_Passage_
The Germans initially made huge advances,
capturing and killing millions of Soviet troops. The Soviet Red Army
put up fierce resistance during the war's early stages, but they were plagued
by an ineffective defense doctrine against the better-equipped, well-trained
and experienced German forces. Stalin feared that Hitler would use
disgruntled Soviet citizens to fight his regime, particularly people imprisoned
in the Gulags. He thus ordered the NKVD to take care of the situation. They
responded by executing hundreds of thousands (perhaps more) of prisoners
throughout the western parts of the Soviet Union. Many others were simply
deported east.
Hitler's experts had expected eight weeks
of war, and early indications appeared to support their predictions. However,
the invading German forces were eventually driven back in December 1941 near
Moscow.
The Big Three: British Prime Minister Winston Churchill, U.S. President Franklin D. Roosevelt and Stalin at the Yalta Conference.
Stalin met in several conferences with Churchill and/or Roosevelt in
Moscow, Tehran, Yalta, and Potsdam to plan military strategy. His shortcomings
as strategist are frequently noted regarding massive Soviet loss of life and
early Soviet defeats. An example of it is the summer offensive of 1942, which
led to even more losses by the Red Army and recapture of initiative by the
Germans. Stalin eventually recognized his lack of know-how and relied on his
professional generals to conduct the war.
Under Stalin, any Soviet military
commander who allowed retreat without permission from above was subject to
military tribunal. The Soviet soldiers who surrendered were declared traitors;
however most of those who survived the brutality of German captivity were
mobilized again as they were freed. Between 5% and 10% of them were sent to
gulags.
Time magazine (1943-01-04). Time had previously named Stalin
Man of the Year for the year 1939.
In the war's opening stages, the retreating Red Army also sought to deny
resources to the enemy through a scorched earth policy of destroying the
infrastructure and food supplies of areas before the Germans could seize them.
Unfortunately, this, along with abuse by German troops, caused inconceivable
starvation and suffering among the civilian population that were left behind.

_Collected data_
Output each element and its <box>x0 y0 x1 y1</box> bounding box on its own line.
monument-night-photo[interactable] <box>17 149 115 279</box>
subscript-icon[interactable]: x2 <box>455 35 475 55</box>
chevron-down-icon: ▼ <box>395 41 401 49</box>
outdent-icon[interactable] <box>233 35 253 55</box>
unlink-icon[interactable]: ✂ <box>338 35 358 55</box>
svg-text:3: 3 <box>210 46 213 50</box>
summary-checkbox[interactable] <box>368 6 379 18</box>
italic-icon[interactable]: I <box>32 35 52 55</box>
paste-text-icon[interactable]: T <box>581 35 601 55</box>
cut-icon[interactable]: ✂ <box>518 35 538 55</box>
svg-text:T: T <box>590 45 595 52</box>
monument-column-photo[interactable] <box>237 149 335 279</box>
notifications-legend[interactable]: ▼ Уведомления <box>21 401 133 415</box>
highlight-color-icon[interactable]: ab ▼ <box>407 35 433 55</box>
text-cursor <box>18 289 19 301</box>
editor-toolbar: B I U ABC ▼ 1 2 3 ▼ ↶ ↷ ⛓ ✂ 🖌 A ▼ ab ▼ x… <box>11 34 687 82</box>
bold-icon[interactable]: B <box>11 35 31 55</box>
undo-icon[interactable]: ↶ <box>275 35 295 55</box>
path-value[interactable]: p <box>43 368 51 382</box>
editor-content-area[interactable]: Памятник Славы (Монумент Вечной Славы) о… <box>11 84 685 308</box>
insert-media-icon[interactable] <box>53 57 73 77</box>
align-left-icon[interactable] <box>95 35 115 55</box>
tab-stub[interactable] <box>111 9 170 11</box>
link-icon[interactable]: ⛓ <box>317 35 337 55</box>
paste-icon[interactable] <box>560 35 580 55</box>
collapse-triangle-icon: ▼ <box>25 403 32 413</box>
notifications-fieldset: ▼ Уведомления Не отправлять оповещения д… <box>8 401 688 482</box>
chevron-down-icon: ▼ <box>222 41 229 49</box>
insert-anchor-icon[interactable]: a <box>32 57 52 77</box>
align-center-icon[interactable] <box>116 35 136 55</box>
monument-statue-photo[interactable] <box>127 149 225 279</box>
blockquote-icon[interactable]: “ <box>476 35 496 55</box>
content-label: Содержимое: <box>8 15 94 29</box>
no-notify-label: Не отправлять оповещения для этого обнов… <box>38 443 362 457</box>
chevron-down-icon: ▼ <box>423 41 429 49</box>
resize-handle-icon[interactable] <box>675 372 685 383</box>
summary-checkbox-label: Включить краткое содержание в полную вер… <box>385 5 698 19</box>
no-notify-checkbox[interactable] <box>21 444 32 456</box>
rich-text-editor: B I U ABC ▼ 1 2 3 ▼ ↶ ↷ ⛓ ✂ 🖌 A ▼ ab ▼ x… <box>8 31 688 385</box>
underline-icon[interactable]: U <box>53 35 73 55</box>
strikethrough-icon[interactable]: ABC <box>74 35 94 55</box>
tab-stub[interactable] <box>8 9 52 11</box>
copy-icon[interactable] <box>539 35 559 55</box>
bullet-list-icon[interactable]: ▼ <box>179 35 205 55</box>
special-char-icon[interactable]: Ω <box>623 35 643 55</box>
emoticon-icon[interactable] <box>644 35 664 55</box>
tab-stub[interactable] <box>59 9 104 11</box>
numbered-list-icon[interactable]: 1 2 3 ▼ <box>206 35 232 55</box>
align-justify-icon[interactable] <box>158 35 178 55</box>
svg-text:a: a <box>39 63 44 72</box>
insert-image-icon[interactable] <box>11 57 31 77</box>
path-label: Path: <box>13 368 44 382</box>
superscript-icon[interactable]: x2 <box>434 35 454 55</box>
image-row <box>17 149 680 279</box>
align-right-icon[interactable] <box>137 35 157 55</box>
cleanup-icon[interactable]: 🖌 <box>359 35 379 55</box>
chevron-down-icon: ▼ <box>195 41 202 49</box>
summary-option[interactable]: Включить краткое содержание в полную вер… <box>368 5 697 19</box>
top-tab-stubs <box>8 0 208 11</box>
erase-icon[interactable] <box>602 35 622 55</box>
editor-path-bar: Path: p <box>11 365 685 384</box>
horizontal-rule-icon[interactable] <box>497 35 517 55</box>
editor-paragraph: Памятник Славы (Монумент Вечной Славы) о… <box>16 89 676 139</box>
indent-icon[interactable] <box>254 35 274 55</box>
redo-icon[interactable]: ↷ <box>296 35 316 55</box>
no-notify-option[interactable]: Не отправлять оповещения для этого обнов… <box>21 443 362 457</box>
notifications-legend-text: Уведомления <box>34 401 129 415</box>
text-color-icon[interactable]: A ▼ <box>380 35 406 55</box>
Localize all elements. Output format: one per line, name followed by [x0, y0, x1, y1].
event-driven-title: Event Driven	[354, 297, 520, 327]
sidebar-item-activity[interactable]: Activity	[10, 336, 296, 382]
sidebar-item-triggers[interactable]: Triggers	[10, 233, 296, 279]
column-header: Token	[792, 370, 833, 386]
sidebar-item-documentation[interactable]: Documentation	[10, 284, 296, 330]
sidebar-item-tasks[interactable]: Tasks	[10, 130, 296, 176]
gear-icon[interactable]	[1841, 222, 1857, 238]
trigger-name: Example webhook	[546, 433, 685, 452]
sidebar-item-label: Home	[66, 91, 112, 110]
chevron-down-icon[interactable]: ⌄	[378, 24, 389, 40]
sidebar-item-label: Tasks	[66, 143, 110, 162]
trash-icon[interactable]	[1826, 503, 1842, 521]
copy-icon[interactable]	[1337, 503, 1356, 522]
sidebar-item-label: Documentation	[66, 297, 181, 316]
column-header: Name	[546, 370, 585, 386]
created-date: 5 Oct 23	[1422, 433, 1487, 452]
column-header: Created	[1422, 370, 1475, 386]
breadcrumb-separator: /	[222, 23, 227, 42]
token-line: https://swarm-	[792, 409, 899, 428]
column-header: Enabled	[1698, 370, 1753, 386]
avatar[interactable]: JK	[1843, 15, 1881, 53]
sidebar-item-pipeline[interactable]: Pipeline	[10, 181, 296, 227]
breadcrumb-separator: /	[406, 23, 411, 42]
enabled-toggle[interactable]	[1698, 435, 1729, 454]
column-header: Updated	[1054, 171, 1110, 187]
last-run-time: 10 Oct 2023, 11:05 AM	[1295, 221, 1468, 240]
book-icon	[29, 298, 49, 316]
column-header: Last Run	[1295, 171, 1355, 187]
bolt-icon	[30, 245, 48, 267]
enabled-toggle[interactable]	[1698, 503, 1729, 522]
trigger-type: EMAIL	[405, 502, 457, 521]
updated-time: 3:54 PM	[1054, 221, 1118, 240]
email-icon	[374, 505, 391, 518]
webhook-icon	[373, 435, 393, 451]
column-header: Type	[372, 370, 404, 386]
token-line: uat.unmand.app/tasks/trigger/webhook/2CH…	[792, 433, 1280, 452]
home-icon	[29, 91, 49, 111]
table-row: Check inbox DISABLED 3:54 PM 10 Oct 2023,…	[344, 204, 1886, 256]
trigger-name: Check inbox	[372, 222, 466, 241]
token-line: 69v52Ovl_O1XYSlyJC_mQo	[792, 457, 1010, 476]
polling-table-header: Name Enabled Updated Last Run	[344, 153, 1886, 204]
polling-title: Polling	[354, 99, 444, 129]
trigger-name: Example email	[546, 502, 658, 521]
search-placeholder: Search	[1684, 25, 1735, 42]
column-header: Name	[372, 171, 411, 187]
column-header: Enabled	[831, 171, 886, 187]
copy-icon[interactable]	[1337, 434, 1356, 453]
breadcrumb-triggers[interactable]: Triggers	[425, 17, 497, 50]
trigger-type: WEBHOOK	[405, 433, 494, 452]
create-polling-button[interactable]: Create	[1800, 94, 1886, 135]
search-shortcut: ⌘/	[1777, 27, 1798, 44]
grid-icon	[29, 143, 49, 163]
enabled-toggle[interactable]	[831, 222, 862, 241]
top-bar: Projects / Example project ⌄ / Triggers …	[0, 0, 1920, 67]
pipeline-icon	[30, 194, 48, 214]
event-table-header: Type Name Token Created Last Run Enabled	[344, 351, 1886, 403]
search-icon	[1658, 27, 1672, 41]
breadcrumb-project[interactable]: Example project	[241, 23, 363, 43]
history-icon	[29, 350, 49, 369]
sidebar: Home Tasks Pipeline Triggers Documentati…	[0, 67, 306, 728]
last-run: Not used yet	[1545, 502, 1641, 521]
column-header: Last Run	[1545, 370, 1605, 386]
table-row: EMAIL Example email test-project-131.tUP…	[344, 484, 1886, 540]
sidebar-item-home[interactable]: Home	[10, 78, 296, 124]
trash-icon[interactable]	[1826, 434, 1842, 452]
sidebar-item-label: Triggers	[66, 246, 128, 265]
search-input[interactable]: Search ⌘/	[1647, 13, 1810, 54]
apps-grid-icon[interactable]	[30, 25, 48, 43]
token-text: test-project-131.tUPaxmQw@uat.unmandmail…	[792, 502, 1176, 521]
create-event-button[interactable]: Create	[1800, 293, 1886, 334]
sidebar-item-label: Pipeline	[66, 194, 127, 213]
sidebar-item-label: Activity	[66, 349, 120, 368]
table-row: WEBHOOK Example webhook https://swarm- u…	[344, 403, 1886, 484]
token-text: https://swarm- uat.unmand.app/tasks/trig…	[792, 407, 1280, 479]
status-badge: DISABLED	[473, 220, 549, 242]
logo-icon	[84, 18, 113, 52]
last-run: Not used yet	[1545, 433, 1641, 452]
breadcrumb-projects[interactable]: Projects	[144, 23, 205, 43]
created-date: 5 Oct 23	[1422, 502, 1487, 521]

_Task to carry out_
Change "Red Army" to "Soviet army" in the passage on Stalin's war leadership, giving it again starting with "The Big Three: British" and going on through "conduct the war.".

_The reply_
The Big Three: British Prime Minister Winston Churchill, U.S. President Franklin D. Roosevelt and Stalin at the Yalta Conference.
Stalin met in several conferences with Churchill and/or Roosevelt in
Moscow, Tehran, Yalta, and Potsdam to plan military strategy. His shortcomings
as strategist are frequently noted regarding massive Soviet loss of life and
early Soviet defeats. An example of it is the summer offensive of 1942, which
led to even more losses by the Soviet army and recapture of initiative by the
Germans. Stalin eventually recognized his lack of know-how and relied on his
professional generals to conduct the war.